▸ AIM OF THE TASK
Set down each record exactly as written.

☆ ☆ ☆

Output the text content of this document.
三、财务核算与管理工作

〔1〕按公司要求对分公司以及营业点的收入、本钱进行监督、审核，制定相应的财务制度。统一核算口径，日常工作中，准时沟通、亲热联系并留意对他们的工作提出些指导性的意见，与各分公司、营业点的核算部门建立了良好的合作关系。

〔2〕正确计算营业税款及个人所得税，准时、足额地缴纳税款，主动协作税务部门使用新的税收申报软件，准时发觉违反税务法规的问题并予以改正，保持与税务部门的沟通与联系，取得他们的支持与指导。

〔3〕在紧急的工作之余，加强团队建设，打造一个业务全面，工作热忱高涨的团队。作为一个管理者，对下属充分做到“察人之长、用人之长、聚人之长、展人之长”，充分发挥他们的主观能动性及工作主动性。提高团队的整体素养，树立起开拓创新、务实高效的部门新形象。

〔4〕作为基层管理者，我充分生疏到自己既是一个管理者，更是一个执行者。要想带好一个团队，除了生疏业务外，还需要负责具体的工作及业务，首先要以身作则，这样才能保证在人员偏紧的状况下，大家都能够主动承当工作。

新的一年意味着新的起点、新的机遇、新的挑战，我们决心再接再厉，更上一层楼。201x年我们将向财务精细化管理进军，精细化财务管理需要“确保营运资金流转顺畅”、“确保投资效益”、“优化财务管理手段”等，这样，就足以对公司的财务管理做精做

☆ ☆ ☆

▸ ANSWER FOR THIS EXERCISE
Output the text content of this document.
三、财务核算与管理工作

〔1〕按公司要求对分公司以及营业点的收入、本钱进行监督、审核，制定相应的财务制度。统一核算口径，日常工作中，准时沟通、亲热联系并留意对他们的工作提出些指导性的意见，与各分公司、营业点的核算部门建立了良好的合作关系。

〔2〕正确计算营业税款及个人所得税，准时、足额地缴纳税款，主动协作税务部门使用新的税收申报软件，准时发觉违反税务法规的问题并予以改正，保持与税务部门的沟通与联系，取得他们的支持与指导。

〔3〕在紧急的工作之余，加强团队建设，打造一个业务全面，工作热忱高涨的团队。作为一个管理者，对下属充分做到“察人之长、用人之长、聚人之长、展人之长”，充分发挥他们的主观能动性及工作主动性。提高团队的整体素养，树立起开拓创新、务实高效的部门新形象。

〔4〕作为基层管理者，我充分生疏到自己既是一个管理者，更是一个执行者。要想带好一个团队，除了生疏业务外，还需要负责具体的工作及业务，首先要以身作则，这样才能保证在人员偏紧的状况下，大家都能够主动承当工作。

新的一年意味着新的起点、新的机遇、新的挑战，我们决心再接再厉，更上一层楼。201x年我们将向财务精细化管理进军，精细化财务管理需要“确保营运资金流转顺畅”、“确保投资效益”、“优化财务管理手段”等，这样，就足以对公司的财务管理做精做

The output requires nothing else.